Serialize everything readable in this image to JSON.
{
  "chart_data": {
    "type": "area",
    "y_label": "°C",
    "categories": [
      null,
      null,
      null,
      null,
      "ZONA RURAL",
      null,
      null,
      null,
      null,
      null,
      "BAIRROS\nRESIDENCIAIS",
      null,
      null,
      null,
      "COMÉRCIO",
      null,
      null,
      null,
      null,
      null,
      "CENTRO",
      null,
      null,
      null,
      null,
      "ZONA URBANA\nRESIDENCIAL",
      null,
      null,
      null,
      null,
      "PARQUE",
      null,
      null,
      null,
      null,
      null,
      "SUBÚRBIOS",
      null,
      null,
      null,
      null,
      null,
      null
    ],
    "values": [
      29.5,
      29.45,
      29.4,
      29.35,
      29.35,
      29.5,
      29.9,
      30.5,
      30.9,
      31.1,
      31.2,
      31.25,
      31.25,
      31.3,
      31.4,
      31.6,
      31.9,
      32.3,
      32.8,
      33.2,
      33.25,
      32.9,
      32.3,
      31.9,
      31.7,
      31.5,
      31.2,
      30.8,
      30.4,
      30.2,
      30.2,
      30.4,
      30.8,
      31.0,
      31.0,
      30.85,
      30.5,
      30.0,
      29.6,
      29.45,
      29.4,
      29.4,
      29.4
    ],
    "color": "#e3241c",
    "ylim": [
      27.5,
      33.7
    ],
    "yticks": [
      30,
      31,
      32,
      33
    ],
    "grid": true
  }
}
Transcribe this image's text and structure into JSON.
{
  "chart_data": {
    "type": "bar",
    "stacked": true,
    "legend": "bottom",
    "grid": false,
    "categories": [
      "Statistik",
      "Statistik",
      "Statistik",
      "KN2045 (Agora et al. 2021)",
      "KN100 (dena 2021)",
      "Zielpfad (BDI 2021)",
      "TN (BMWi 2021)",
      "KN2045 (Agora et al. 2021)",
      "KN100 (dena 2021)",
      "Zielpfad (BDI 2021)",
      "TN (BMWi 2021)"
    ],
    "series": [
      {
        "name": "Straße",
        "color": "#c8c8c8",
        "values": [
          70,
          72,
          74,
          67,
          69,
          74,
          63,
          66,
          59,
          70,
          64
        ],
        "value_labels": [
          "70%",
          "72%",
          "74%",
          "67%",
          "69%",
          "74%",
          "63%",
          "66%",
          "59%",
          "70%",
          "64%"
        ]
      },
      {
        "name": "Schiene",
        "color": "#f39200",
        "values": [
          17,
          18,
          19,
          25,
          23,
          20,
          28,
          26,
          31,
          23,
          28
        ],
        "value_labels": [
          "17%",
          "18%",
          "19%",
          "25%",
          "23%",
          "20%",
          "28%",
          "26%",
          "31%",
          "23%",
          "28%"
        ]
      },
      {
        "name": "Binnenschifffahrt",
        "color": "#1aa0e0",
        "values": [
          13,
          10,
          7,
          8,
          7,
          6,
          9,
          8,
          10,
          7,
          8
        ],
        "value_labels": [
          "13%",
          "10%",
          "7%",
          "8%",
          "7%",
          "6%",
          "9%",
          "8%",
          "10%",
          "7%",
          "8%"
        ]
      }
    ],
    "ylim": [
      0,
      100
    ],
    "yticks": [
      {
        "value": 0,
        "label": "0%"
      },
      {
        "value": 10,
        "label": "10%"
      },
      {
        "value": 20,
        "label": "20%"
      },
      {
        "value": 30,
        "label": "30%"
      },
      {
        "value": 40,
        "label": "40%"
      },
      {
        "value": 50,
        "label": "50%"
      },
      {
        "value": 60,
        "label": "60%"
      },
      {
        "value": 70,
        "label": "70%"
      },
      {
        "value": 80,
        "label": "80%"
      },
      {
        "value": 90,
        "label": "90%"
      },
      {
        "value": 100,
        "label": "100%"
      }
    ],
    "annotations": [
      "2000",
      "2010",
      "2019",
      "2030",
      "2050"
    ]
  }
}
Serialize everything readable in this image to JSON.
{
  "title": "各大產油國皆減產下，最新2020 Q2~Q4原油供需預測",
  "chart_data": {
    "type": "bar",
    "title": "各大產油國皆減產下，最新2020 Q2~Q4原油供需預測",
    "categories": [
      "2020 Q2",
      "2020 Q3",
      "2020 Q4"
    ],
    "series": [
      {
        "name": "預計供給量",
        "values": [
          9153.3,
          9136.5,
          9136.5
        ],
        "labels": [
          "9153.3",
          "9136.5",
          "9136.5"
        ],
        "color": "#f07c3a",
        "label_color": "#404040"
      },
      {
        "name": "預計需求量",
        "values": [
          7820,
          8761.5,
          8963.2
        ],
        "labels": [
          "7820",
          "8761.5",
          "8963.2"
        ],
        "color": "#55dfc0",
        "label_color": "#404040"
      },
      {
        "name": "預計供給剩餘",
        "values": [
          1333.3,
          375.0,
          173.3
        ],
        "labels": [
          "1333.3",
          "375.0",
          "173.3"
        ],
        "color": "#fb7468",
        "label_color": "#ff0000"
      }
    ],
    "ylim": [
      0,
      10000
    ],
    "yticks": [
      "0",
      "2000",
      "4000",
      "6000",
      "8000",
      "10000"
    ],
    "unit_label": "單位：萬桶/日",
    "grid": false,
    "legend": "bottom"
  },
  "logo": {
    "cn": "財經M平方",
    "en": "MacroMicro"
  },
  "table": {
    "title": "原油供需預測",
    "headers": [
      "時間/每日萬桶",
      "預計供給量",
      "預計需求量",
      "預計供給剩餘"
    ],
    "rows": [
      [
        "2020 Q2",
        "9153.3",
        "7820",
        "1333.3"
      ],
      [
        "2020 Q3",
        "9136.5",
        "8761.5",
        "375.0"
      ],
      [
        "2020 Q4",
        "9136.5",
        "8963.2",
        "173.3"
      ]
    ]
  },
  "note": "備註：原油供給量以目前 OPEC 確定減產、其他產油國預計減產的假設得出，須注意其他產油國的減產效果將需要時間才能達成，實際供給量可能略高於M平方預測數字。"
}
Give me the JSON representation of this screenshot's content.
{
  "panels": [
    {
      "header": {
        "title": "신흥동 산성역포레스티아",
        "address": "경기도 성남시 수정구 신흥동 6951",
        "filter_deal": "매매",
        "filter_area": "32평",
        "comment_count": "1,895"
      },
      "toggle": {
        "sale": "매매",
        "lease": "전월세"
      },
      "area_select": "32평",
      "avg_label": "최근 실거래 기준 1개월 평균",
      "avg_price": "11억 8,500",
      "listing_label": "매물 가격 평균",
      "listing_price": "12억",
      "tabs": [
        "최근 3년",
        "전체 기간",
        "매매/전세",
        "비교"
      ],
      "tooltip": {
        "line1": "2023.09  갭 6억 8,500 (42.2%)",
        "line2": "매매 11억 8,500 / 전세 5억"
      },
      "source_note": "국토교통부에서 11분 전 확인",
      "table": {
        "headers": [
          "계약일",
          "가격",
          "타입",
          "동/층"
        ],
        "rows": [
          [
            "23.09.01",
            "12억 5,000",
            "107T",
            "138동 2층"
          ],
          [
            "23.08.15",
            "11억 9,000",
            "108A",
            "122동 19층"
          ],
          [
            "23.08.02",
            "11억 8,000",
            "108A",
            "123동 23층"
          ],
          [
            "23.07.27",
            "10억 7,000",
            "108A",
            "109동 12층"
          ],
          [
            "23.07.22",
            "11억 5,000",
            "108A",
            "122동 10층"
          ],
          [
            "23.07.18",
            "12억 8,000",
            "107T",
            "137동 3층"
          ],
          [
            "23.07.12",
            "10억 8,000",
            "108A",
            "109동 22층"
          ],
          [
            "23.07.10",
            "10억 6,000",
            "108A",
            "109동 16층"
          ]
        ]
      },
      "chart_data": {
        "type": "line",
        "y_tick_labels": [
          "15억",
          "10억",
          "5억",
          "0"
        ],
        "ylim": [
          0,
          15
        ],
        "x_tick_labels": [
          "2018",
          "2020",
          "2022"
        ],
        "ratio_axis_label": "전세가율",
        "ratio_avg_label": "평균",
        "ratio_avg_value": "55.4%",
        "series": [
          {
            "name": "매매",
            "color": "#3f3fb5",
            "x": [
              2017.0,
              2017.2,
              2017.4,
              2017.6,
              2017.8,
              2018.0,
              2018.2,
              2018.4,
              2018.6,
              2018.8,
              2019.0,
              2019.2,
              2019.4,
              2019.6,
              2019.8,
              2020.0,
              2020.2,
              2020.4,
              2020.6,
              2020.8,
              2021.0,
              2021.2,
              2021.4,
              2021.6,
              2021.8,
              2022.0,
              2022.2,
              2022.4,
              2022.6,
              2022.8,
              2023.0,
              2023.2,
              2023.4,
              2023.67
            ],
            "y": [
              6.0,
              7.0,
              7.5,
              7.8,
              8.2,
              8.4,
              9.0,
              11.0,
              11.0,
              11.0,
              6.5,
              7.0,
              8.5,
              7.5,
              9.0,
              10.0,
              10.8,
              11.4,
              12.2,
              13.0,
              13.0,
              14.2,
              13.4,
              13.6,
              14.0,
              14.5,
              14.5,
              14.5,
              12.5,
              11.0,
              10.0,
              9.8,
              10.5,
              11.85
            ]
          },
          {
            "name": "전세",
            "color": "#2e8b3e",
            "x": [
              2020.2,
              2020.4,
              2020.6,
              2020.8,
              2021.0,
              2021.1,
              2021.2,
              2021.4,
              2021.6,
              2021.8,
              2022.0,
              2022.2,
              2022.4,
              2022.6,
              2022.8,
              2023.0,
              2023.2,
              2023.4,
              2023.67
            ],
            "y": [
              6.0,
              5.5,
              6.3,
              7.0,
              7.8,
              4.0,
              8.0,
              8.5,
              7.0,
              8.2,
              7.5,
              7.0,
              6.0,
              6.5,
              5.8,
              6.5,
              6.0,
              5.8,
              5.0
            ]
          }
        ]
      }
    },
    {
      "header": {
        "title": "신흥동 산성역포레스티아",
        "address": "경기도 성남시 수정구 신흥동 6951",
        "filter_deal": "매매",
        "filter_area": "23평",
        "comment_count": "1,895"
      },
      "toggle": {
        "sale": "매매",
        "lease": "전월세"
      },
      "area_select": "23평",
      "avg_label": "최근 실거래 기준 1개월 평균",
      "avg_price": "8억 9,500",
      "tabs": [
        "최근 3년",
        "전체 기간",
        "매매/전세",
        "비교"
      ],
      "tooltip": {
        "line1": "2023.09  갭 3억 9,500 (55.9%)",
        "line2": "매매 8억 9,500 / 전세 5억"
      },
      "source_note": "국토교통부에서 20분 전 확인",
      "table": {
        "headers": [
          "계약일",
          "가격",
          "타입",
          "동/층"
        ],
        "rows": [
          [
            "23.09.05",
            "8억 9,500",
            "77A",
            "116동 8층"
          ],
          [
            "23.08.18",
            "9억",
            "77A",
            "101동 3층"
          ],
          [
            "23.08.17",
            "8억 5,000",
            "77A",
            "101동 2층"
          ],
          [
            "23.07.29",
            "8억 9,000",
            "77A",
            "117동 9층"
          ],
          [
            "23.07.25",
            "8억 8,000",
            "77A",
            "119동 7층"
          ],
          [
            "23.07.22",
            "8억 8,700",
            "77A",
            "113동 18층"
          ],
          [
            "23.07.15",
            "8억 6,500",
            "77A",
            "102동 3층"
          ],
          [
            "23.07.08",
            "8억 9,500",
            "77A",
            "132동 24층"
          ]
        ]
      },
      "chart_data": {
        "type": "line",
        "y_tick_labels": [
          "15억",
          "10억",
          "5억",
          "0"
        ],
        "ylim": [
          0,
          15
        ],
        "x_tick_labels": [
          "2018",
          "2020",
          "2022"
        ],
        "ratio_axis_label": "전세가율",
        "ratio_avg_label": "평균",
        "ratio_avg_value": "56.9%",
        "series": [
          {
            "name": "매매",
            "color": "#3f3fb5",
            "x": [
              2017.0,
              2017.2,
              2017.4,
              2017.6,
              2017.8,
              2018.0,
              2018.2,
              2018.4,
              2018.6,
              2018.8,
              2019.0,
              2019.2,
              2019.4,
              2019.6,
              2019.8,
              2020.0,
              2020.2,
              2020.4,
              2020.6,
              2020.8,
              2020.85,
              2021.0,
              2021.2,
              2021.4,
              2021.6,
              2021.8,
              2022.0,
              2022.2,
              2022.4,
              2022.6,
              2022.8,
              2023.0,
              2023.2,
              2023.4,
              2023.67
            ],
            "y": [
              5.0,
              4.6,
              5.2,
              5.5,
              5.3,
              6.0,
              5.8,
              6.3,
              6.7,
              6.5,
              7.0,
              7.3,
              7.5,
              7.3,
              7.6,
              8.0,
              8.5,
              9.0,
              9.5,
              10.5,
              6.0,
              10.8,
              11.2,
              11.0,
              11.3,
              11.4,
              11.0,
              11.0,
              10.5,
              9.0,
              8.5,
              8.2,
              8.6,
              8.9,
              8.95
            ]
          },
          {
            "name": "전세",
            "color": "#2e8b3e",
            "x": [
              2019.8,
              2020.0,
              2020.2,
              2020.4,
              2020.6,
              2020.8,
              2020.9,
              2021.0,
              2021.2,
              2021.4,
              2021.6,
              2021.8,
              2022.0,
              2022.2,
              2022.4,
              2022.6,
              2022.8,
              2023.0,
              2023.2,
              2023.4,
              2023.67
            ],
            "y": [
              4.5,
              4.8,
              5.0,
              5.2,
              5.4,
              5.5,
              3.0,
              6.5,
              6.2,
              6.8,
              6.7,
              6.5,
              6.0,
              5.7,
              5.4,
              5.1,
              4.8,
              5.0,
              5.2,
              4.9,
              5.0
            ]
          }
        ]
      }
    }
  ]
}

● **Exercise instructions**: Tally up the lines holding the string "name" in this listing, and report the total alone.

● **Answer below**: 10